::: SUPPLIED MATERIAL

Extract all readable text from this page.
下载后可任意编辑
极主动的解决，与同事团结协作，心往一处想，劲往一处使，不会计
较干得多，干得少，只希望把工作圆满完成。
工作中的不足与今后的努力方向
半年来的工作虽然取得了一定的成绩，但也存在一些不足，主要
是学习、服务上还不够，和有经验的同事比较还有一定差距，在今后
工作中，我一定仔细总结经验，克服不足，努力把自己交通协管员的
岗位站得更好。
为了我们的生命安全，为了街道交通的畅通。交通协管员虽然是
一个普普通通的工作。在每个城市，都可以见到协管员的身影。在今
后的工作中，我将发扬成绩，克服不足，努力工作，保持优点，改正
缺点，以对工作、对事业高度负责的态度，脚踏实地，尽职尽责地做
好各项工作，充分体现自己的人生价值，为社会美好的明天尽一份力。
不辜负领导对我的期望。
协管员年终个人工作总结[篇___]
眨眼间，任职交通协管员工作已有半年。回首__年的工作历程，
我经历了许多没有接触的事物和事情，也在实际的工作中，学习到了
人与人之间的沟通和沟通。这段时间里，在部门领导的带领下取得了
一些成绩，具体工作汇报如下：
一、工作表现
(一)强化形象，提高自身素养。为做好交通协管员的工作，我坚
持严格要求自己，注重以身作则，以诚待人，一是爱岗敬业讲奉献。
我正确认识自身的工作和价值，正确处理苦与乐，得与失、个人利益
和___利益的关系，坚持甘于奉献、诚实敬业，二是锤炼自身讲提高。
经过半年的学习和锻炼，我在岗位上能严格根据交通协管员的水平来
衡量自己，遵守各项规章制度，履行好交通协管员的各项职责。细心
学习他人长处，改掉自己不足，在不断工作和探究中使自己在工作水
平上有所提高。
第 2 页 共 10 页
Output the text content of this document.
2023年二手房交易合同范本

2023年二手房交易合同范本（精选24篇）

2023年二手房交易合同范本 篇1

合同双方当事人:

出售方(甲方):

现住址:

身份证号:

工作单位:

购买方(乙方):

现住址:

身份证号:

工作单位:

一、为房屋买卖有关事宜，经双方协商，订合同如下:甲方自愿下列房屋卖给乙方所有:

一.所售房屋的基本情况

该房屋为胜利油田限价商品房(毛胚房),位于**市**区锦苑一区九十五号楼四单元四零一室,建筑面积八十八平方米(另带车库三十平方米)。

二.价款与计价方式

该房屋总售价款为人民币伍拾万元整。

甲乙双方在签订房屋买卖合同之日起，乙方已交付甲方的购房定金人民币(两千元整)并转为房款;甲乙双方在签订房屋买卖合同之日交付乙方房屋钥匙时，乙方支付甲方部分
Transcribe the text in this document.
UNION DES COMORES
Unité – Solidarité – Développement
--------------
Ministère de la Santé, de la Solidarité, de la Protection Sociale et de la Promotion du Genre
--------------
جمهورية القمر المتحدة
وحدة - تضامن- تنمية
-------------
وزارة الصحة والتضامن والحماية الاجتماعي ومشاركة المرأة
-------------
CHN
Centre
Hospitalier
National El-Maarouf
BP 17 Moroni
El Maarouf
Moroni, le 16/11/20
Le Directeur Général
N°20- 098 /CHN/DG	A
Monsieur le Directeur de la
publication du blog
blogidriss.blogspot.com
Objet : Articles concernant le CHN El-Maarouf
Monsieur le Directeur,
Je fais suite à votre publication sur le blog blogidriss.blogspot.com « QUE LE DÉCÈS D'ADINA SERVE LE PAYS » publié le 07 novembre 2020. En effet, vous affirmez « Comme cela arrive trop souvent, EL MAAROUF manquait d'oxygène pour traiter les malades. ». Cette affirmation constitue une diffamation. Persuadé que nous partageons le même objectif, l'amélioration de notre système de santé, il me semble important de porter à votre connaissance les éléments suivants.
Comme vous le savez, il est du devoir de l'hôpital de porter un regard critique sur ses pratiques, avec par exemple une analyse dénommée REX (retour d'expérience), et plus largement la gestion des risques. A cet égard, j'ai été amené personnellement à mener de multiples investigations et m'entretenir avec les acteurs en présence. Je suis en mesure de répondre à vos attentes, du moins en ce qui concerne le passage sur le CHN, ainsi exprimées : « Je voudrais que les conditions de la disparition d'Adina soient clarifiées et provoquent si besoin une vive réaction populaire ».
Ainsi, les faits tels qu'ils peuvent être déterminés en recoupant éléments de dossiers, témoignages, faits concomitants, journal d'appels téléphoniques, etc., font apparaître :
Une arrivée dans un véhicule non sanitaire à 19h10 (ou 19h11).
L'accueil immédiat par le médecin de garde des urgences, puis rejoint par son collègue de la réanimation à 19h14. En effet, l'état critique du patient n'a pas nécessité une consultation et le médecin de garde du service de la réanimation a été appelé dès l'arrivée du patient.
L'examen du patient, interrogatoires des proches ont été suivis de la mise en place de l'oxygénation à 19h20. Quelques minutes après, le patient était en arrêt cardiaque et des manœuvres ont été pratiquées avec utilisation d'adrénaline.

::::::

AIM OF THE EXERCISE
Going through the entries above line by line, work out how many lines include the word "Directeur". Only the number is required.

THE COMPLETED TASK
3